WRITTEN EXERCISE: Retype the data below, character for character, starting at the line that contains "daylight-text-1: Daylight: 15 hours: [455, 168, 552, 182]" and continuing down through the line that contains "daylight-text-2: and 18". Both of those lines belong in the copy.

MATERIAL PROVIDED:
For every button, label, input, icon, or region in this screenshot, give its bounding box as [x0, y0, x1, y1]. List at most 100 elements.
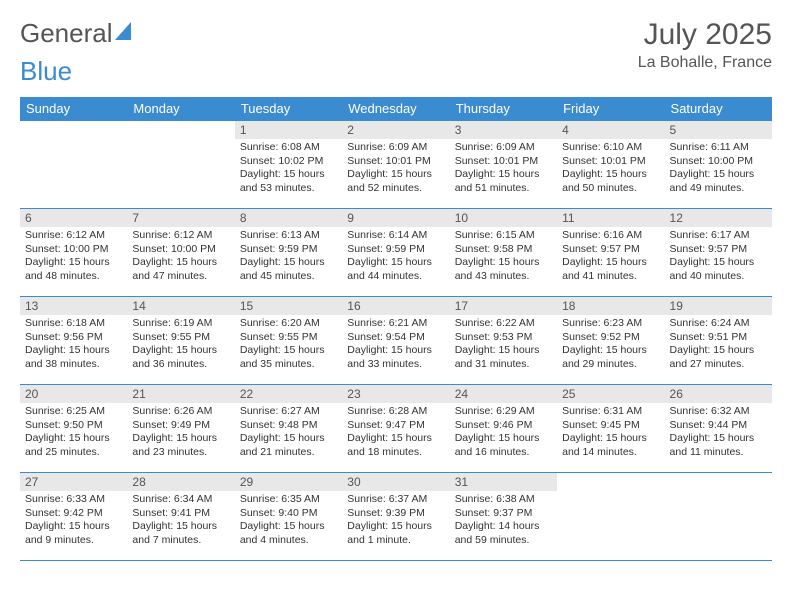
daylight-text-1: Daylight: 15 hours: [455, 168, 552, 182]
sunrise-text: Sunrise: 6:08 AM: [240, 141, 337, 155]
daylight-text-1: Daylight: 15 hours: [132, 256, 229, 270]
day-number: 2: [342, 121, 449, 139]
calendar-cell: 12Sunrise: 6:17 AMSunset: 9:57 PMDayligh…: [665, 209, 772, 297]
daylight-text-2: and 59 minutes.: [455, 534, 552, 548]
daylight-text-2: and 7 minutes.: [132, 534, 229, 548]
daylight-text-1: Daylight: 15 hours: [347, 520, 444, 534]
daylight-text-2: and 18 minutes.: [347, 446, 444, 460]
daylight-text-1: Daylight: 15 hours: [25, 344, 122, 358]
day-details: Sunrise: 6:23 AMSunset: 9:52 PMDaylight:…: [557, 315, 664, 376]
calendar-cell: 8Sunrise: 6:13 AMSunset: 9:59 PMDaylight…: [235, 209, 342, 297]
daylight-text-1: Daylight: 15 hours: [240, 344, 337, 358]
sunrise-text: Sunrise: 6:11 AM: [670, 141, 767, 155]
daylight-text-2: and 16 minutes.: [455, 446, 552, 460]
sunset-text: Sunset: 9:44 PM: [670, 419, 767, 433]
day-details: Sunrise: 6:12 AMSunset: 10:00 PMDaylight…: [127, 227, 234, 288]
sunrise-text: Sunrise: 6:20 AM: [240, 317, 337, 331]
day-number: 9: [342, 209, 449, 227]
sunrise-text: Sunrise: 6:16 AM: [562, 229, 659, 243]
daylight-text-2: and 9 minutes.: [25, 534, 122, 548]
daylight-text-1: Daylight: 15 hours: [347, 256, 444, 270]
calendar-cell: 13Sunrise: 6:18 AMSunset: 9:56 PMDayligh…: [20, 297, 127, 385]
calendar-cell: [557, 473, 664, 561]
day-details: Sunrise: 6:17 AMSunset: 9:57 PMDaylight:…: [665, 227, 772, 288]
sunrise-text: Sunrise: 6:18 AM: [25, 317, 122, 331]
sunrise-text: Sunrise: 6:38 AM: [455, 493, 552, 507]
calendar-cell: 3Sunrise: 6:09 AMSunset: 10:01 PMDayligh…: [450, 121, 557, 209]
sunrise-text: Sunrise: 6:24 AM: [670, 317, 767, 331]
daylight-text-1: Daylight: 15 hours: [670, 256, 767, 270]
daylight-text-1: Daylight: 15 hours: [132, 344, 229, 358]
daylight-text-1: Daylight: 15 hours: [347, 168, 444, 182]
day-details: Sunrise: 6:09 AMSunset: 10:01 PMDaylight…: [450, 139, 557, 200]
sunset-text: Sunset: 9:41 PM: [132, 507, 229, 521]
sunrise-text: Sunrise: 6:25 AM: [25, 405, 122, 419]
day-details: Sunrise: 6:08 AMSunset: 10:02 PMDaylight…: [235, 139, 342, 200]
sunset-text: Sunset: 9:37 PM: [455, 507, 552, 521]
daylight-text-1: Daylight: 15 hours: [25, 432, 122, 446]
calendar-cell: 15Sunrise: 6:20 AMSunset: 9:55 PMDayligh…: [235, 297, 342, 385]
weekday-header: Sunday: [20, 97, 127, 121]
daylight-text-2: and 4 minutes.: [240, 534, 337, 548]
sunrise-text: Sunrise: 6:35 AM: [240, 493, 337, 507]
weekday-header: Thursday: [450, 97, 557, 121]
sunset-text: Sunset: 9:53 PM: [455, 331, 552, 345]
day-details: Sunrise: 6:35 AMSunset: 9:40 PMDaylight:…: [235, 491, 342, 552]
sunrise-text: Sunrise: 6:12 AM: [25, 229, 122, 243]
day-number: 21: [127, 385, 234, 403]
day-number: 8: [235, 209, 342, 227]
calendar-cell: 2Sunrise: 6:09 AMSunset: 10:01 PMDayligh…: [342, 121, 449, 209]
day-details: Sunrise: 6:18 AMSunset: 9:56 PMDaylight:…: [20, 315, 127, 376]
calendar-cell: 1Sunrise: 6:08 AMSunset: 10:02 PMDayligh…: [235, 121, 342, 209]
calendar-cell: 18Sunrise: 6:23 AMSunset: 9:52 PMDayligh…: [557, 297, 664, 385]
day-details: Sunrise: 6:37 AMSunset: 9:39 PMDaylight:…: [342, 491, 449, 552]
sunrise-text: Sunrise: 6:09 AM: [455, 141, 552, 155]
calendar-cell: 23Sunrise: 6:28 AMSunset: 9:47 PMDayligh…: [342, 385, 449, 473]
calendar-cell: 27Sunrise: 6:33 AMSunset: 9:42 PMDayligh…: [20, 473, 127, 561]
day-number: 27: [20, 473, 127, 491]
sunrise-text: Sunrise: 6:14 AM: [347, 229, 444, 243]
daylight-text-1: Daylight: 15 hours: [132, 520, 229, 534]
day-number: 22: [235, 385, 342, 403]
month-title: July 2025: [638, 18, 772, 52]
sunrise-text: Sunrise: 6:26 AM: [132, 405, 229, 419]
daylight-text-2: and 35 minutes.: [240, 358, 337, 372]
calendar-cell: 20Sunrise: 6:25 AMSunset: 9:50 PMDayligh…: [20, 385, 127, 473]
day-number: 26: [665, 385, 772, 403]
sunset-text: Sunset: 9:58 PM: [455, 243, 552, 257]
sunset-text: Sunset: 10:00 PM: [132, 243, 229, 257]
calendar-cell: 28Sunrise: 6:34 AMSunset: 9:41 PMDayligh…: [127, 473, 234, 561]
daylight-text-1: Daylight: 15 hours: [25, 520, 122, 534]
daylight-text-2: and 51 minutes.: [455, 182, 552, 196]
calendar-cell: 31Sunrise: 6:38 AMSunset: 9:37 PMDayligh…: [450, 473, 557, 561]
sunset-text: Sunset: 9:42 PM: [25, 507, 122, 521]
day-details: Sunrise: 6:19 AMSunset: 9:55 PMDaylight:…: [127, 315, 234, 376]
sunrise-text: Sunrise: 6:32 AM: [670, 405, 767, 419]
calendar-cell: [20, 121, 127, 209]
sunrise-text: Sunrise: 6:29 AM: [455, 405, 552, 419]
calendar-week-row: 6Sunrise: 6:12 AMSunset: 10:00 PMDayligh…: [20, 209, 772, 297]
day-number: 15: [235, 297, 342, 315]
calendar-cell: 21Sunrise: 6:26 AMSunset: 9:49 PMDayligh…: [127, 385, 234, 473]
day-number: 29: [235, 473, 342, 491]
daylight-text-2: and 33 minutes.: [347, 358, 444, 372]
calendar-cell: 9Sunrise: 6:14 AMSunset: 9:59 PMDaylight…: [342, 209, 449, 297]
daylight-text-2: and 27 minutes.: [670, 358, 767, 372]
sunrise-text: Sunrise: 6:17 AM: [670, 229, 767, 243]
day-details: Sunrise: 6:32 AMSunset: 9:44 PMDaylight:…: [665, 403, 772, 464]
sunset-text: Sunset: 10:01 PM: [455, 155, 552, 169]
sunrise-text: Sunrise: 6:34 AM: [132, 493, 229, 507]
calendar-week-row: 27Sunrise: 6:33 AMSunset: 9:42 PMDayligh…: [20, 473, 772, 561]
day-details: Sunrise: 6:13 AMSunset: 9:59 PMDaylight:…: [235, 227, 342, 288]
day-number: 10: [450, 209, 557, 227]
day-details: Sunrise: 6:20 AMSunset: 9:55 PMDaylight:…: [235, 315, 342, 376]
day-details: Sunrise: 6:24 AMSunset: 9:51 PMDaylight:…: [665, 315, 772, 376]
day-details: Sunrise: 6:10 AMSunset: 10:01 PMDaylight…: [557, 139, 664, 200]
day-number: 3: [450, 121, 557, 139]
sunset-text: Sunset: 9:59 PM: [240, 243, 337, 257]
sunset-text: Sunset: 9:50 PM: [25, 419, 122, 433]
day-details: Sunrise: 6:15 AMSunset: 9:58 PMDaylight:…: [450, 227, 557, 288]
day-number: 18: [557, 297, 664, 315]
daylight-text-2: and 21 minutes.: [240, 446, 337, 460]
daylight-text-1: Daylight: 15 hours: [25, 256, 122, 270]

FINISHED TASK:
daylight-text-1: Daylight: 15 hours: [455, 168, 552, 182]
sunrise-text: Sunrise: 6:08 AM: [240, 141, 337, 155]
daylight-text-1: Daylight: 15 hours: [132, 256, 229, 270]
day-number: 2: [342, 121, 449, 139]
calendar-cell: 12Sunrise: 6:17 AMSunset: 9:57 PMDayligh…: [665, 209, 772, 297]
daylight-text-2: and 59 minutes.: [455, 534, 552, 548]
daylight-text-2: and 7 minutes.: [132, 534, 229, 548]
daylight-text-1: Daylight: 15 hours: [347, 520, 444, 534]
daylight-text-2: and 18 minutes.: [347, 446, 444, 460]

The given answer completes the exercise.